[WHAT IS NEEDED]
Please find all lines in the data that hold the string "introduced" and copy them.

[ENTRIES]

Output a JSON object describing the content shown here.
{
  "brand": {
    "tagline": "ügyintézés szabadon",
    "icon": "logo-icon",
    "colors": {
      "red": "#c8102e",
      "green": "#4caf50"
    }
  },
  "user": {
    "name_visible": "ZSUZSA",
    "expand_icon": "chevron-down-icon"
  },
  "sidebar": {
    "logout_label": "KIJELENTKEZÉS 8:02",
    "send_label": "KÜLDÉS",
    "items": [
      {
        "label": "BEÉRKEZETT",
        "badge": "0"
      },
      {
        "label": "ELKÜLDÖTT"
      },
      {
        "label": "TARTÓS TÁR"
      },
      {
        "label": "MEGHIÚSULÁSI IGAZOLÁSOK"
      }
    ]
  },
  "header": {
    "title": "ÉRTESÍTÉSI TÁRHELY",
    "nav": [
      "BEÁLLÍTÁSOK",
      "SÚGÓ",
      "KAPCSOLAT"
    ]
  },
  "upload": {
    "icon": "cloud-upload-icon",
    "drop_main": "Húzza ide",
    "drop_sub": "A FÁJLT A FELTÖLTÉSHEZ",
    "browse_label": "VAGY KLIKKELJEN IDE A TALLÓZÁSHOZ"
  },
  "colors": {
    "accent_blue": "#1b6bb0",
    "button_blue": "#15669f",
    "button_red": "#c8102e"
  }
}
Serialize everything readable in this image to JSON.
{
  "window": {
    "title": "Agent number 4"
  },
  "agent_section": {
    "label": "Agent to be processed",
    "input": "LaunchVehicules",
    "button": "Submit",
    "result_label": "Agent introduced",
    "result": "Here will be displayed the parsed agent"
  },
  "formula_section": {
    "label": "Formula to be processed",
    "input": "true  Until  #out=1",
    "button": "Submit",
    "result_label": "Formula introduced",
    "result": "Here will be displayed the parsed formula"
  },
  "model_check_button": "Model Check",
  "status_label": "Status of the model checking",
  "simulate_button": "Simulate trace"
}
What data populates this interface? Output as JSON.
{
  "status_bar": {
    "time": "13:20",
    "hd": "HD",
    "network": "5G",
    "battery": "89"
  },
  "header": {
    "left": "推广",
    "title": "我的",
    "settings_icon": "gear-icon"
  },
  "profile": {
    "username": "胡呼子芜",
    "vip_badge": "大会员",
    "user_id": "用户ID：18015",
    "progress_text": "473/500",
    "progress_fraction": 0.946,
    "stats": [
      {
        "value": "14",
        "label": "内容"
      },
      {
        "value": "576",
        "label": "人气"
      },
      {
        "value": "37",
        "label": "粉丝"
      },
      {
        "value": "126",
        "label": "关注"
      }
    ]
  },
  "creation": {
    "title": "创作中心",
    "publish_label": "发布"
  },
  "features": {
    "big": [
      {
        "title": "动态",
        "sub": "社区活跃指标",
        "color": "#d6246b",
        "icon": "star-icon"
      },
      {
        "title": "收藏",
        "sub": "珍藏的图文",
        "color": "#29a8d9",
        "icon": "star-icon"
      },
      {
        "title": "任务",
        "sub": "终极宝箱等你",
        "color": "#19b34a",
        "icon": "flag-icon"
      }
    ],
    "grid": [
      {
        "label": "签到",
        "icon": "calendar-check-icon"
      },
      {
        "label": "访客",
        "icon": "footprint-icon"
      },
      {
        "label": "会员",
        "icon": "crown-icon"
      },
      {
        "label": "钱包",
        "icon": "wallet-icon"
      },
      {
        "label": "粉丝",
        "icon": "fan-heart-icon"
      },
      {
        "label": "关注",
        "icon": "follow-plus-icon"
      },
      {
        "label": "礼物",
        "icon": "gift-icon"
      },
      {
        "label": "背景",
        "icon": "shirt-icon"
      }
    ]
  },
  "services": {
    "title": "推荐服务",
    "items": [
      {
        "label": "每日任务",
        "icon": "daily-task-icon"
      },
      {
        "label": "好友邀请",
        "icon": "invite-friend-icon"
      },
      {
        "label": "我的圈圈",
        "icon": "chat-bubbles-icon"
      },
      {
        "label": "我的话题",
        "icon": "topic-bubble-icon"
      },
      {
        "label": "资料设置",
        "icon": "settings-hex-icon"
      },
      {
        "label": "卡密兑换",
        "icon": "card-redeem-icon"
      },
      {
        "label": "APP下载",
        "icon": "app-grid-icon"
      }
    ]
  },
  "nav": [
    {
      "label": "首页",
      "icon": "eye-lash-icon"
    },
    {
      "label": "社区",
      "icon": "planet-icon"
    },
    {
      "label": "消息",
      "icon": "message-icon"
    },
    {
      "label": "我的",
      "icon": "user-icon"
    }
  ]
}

[EXERCISE RESPONSE]
    "result_label": "Agent introduced",
    "result_label": "Formula introduced",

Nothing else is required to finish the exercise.